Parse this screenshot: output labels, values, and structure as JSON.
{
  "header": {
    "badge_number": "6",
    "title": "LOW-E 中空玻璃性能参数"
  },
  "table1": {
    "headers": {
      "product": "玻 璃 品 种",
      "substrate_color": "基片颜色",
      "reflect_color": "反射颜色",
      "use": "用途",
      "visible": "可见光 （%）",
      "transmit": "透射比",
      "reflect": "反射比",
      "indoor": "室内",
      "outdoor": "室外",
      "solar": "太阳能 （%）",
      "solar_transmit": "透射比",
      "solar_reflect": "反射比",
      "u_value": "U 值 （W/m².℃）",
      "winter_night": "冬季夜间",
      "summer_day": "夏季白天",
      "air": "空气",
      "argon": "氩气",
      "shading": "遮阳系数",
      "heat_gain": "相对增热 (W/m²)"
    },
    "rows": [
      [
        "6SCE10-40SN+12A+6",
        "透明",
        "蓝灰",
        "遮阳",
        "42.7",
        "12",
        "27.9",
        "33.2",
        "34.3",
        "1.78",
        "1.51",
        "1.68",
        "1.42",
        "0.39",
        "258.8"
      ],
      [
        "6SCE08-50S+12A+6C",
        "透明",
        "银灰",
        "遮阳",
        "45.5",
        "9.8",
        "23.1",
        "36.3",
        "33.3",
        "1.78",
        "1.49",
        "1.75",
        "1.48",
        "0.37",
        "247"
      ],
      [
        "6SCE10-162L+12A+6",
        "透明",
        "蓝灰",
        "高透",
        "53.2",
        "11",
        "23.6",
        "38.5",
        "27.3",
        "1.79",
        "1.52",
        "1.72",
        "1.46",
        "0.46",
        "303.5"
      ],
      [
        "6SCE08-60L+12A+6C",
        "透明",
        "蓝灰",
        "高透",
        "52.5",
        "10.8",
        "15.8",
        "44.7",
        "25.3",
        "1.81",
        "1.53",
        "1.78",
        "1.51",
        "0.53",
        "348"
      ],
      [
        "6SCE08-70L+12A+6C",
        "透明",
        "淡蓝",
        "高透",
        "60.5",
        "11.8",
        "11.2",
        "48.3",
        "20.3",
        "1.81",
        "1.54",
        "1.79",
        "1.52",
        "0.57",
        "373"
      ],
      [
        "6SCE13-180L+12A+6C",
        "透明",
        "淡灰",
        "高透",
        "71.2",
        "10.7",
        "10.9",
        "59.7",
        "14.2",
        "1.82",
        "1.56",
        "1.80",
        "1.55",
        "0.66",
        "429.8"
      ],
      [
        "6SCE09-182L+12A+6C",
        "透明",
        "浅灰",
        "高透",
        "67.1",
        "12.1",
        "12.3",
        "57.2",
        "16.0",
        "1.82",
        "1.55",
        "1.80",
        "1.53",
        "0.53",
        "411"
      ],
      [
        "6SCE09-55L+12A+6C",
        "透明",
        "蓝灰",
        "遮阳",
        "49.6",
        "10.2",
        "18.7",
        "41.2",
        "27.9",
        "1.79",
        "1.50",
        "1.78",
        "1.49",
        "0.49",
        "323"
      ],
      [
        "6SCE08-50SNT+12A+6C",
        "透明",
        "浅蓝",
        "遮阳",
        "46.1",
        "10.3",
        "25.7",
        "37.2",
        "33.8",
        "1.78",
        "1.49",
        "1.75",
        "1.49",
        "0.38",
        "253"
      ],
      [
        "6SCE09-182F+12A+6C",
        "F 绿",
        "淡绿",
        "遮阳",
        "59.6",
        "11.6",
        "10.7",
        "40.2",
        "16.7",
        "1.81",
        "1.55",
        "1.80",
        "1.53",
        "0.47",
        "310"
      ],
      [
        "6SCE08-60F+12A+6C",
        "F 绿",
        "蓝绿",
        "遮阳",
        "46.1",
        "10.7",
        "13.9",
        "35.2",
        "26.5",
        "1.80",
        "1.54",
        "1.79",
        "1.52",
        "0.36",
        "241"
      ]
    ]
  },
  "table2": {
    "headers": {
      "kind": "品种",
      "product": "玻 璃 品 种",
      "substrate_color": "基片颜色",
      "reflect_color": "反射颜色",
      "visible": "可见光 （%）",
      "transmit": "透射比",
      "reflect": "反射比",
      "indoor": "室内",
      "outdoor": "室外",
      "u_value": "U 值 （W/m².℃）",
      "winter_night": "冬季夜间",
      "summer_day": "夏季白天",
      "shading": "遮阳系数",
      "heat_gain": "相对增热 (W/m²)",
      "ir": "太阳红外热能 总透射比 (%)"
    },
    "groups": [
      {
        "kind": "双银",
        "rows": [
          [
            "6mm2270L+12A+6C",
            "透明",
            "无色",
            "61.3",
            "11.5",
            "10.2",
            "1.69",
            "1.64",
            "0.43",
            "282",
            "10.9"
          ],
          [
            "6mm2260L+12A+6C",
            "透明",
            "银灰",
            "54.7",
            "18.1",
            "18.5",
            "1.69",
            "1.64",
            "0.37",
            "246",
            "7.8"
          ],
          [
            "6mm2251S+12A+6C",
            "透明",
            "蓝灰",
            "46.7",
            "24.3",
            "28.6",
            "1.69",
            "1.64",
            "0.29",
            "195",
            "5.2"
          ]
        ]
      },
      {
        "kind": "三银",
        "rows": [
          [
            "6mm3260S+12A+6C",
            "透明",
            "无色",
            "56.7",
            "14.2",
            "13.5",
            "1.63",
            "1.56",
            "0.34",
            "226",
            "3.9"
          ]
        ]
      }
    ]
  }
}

+ + + +

## What the task asks
Extract the listing in its entirety and repeat it exactly.

## Solution to this exercise
Parse this screenshot: output labels, values, and structure as JSON.
{
  "header": {
    "badge_number": "6",
    "title": "LOW-E 中空玻璃性能参数"
  },
  "table1": {
    "headers": {
      "product": "玻 璃 品 种",
      "substrate_color": "基片颜色",
      "reflect_color": "反射颜色",
      "use": "用途",
      "visible": "可见光 （%）",
      "transmit": "透射比",
      "reflect": "反射比",
      "indoor": "室内",
      "outdoor": "室外",
      "solar": "太阳能 （%）",
      "solar_transmit": "透射比",
      "solar_reflect": "反射比",
      "u_value": "U 值 （W/m².℃）",
      "winter_night": "冬季夜间",
      "summer_day": "夏季白天",
      "air": "空气",
      "argon": "氩气",
      "shading": "遮阳系数",
      "heat_gain": "相对增热 (W/m²)"
    },
    "rows": [
      [
        "6SCE10-40SN+12A+6",
        "透明",
        "蓝灰",
        "遮阳",
        "42.7",
        "12",
        "27.9",
        "33.2",
        "34.3",
        "1.78",
        "1.51",
        "1.68",
        "1.42",
        "0.39",
        "258.8"
      ],
      [
        "6SCE08-50S+12A+6C",
        "透明",
        "银灰",
        "遮阳",
        "45.5",
        "9.8",
        "23.1",
        "36.3",
        "33.3",
        "1.78",
        "1.49",
        "1.75",
        "1.48",
        "0.37",
        "247"
      ],
      [
        "6SCE10-162L+12A+6",
        "透明",
        "蓝灰",
        "高透",
        "53.2",
        "11",
        "23.6",
        "38.5",
        "27.3",
        "1.79",
        "1.52",
        "1.72",
        "1.46",
        "0.46",
        "303.5"
      ],
      [
        "6SCE08-60L+12A+6C",
        "透明",
        "蓝灰",
        "高透",
        "52.5",
        "10.8",
        "15.8",
        "44.7",
        "25.3",
        "1.81",
        "1.53",
        "1.78",
        "1.51",
        "0.53",
        "348"
      ],
      [
        "6SCE08-70L+12A+6C",
        "透明",
        "淡蓝",
        "高透",
        "60.5",
        "11.8",
        "11.2",
        "48.3",
        "20.3",
        "1.81",
        "1.54",
        "1.79",
        "1.52",
        "0.57",
        "373"
      ],
      [
        "6SCE13-180L+12A+6C",
        "透明",
        "淡灰",
        "高透",
        "71.2",
        "10.7",
        "10.9",
        "59.7",
        "14.2",
        "1.82",
        "1.56",
        "1.80",
        "1.55",
        "0.66",
        "429.8"
      ],
      [
        "6SCE09-182L+12A+6C",
        "透明",
        "浅灰",
        "高透",
        "67.1",
        "12.1",
        "12.3",
        "57.2",
        "16.0",
        "1.82",
        "1.55",
        "1.80",
        "1.53",
        "0.53",
        "411"
      ],
      [
        "6SCE09-55L+12A+6C",
        "透明",
        "蓝灰",
        "遮阳",
        "49.6",
        "10.2",
        "18.7",
        "41.2",
        "27.9",
        "1.79",
        "1.50",
        "1.78",
        "1.49",
        "0.49",
        "323"
      ],
      [
        "6SCE08-50SNT+12A+6C",
        "透明",
        "浅蓝",
        "遮阳",
        "46.1",
        "10.3",
        "25.7",
        "37.2",
        "33.8",
        "1.78",
        "1.49",
        "1.75",
        "1.49",
        "0.38",
        "253"
      ],
      [
        "6SCE09-182F+12A+6C",
        "F 绿",
        "淡绿",
        "遮阳",
        "59.6",
        "11.6",
        "10.7",
        "40.2",
        "16.7",
        "1.81",
        "1.55",
        "1.80",
        "1.53",
        "0.47",
        "310"
      ],
      [
        "6SCE08-60F+12A+6C",
        "F 绿",
        "蓝绿",
        "遮阳",
        "46.1",
        "10.7",
        "13.9",
        "35.2",
        "26.5",
        "1.80",
        "1.54",
        "1.79",
        "1.52",
        "0.36",
        "241"
      ]
    ]
  },
  "table2": {
    "headers": {
      "kind": "品种",
      "product": "玻 璃 品 种",
      "substrate_color": "基片颜色",
      "reflect_color": "反射颜色",
      "visible": "可见光 （%）",
      "transmit": "透射比",
      "reflect": "反射比",
      "indoor": "室内",
      "outdoor": "室外",
      "u_value": "U 值 （W/m².℃）",
      "winter_night": "冬季夜间",
      "summer_day": "夏季白天",
      "shading": "遮阳系数",
      "heat_gain": "相对增热 (W/m²)",
      "ir": "太阳红外热能 总透射比 (%)"
    },
    "groups": [
      {
        "kind": "双银",
        "rows": [
          [
            "6mm2270L+12A+6C",
            "透明",
            "无色",
            "61.3",
            "11.5",
            "10.2",
            "1.69",
            "1.64",
            "0.43",
            "282",
            "10.9"
          ],
          [
            "6mm2260L+12A+6C",
            "透明",
            "银灰",
            "54.7",
            "18.1",
            "18.5",
            "1.69",
            "1.64",
            "0.37",
            "246",
            "7.8"
          ],
          [
            "6mm2251S+12A+6C",
            "透明",
            "蓝灰",
            "46.7",
            "24.3",
            "28.6",
            "1.69",
            "1.64",
            "0.29",
            "195",
            "5.2"
          ]
        ]
      },
      {
        "kind": "三银",
        "rows": [
          [
            "6mm3260S+12A+6C",
            "透明",
            "无色",
            "56.7",
            "14.2",
            "13.5",
            "1.63",
            "1.56",
            "0.34",
            "226",
            "3.9"
          ]
        ]
      }
    ]
  }
}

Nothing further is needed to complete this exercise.